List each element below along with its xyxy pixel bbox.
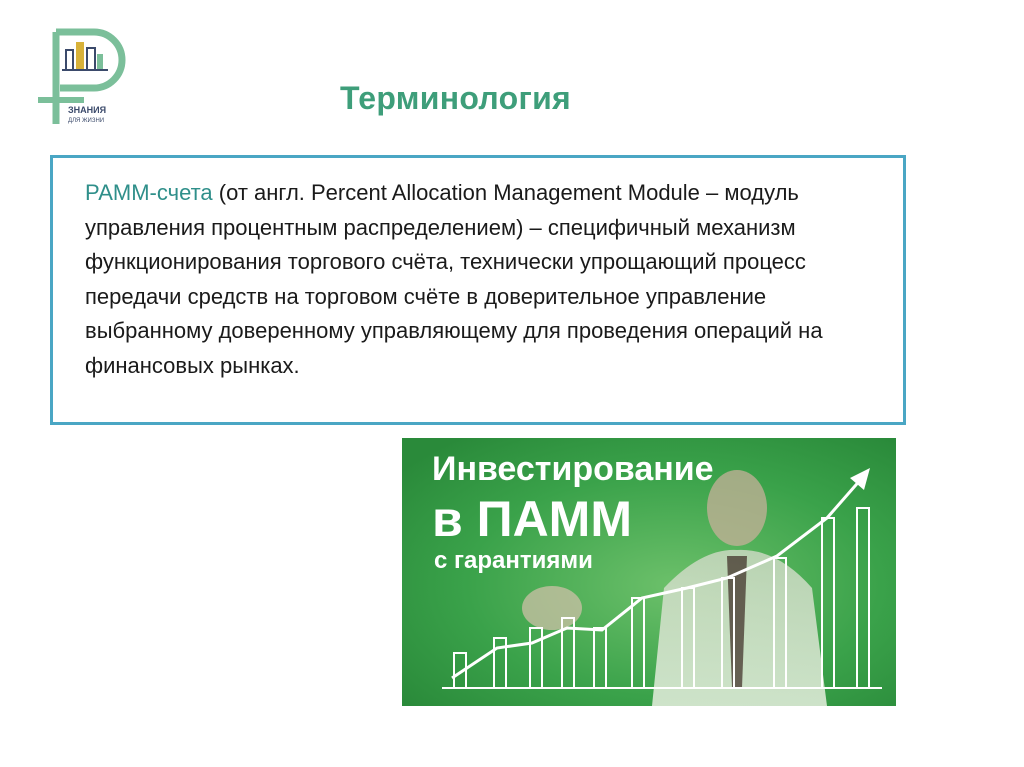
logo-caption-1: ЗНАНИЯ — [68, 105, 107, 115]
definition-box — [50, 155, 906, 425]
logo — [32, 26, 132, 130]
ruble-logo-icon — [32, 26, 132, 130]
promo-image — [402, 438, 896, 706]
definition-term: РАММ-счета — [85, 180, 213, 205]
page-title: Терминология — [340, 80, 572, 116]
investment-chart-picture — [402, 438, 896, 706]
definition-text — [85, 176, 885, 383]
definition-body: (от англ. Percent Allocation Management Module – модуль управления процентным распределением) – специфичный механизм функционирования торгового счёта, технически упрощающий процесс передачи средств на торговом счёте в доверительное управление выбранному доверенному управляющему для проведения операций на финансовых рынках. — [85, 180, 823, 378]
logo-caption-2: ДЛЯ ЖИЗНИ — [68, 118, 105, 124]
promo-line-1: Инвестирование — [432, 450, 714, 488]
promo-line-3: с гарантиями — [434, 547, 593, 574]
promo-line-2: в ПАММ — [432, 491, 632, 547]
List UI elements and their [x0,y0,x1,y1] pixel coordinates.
*****
▶ [Written exercise] Extract every line of the items above word for word, leaving out the pictures.

▶ [Complete output]
List each element below along with its xyxy pixel bbox.
logo-caption-1: ЗНАНИЯ — [68, 105, 107, 115]
definition-box — [50, 155, 906, 425]
logo — [32, 26, 132, 130]
ruble-logo-icon — [32, 26, 132, 130]
promo-image — [402, 438, 896, 706]
definition-term: РАММ-счета — [85, 180, 213, 205]
page-title: Терминология — [340, 80, 572, 116]
investment-chart-picture — [402, 438, 896, 706]
definition-text — [85, 176, 885, 383]
definition-body: (от англ. Percent Allocation Management Module – модуль управления процентным распределением) – специфичный механизм функционирования торгового счёта, технически упрощающий процесс передачи средств на торговом счёте в доверительное управление выбранному доверенному управляющему для проведения операций на финансовых рынках. — [85, 180, 823, 378]
logo-caption-2: ДЛЯ ЖИЗНИ — [68, 118, 105, 124]
promo-line-1: Инвестирование — [432, 450, 714, 488]
promo-line-3: с гарантиями — [434, 547, 593, 574]
promo-line-2: в ПАММ — [432, 491, 632, 547]
List UI elements and their [x0,y0,x1,y1] pixel coordinates.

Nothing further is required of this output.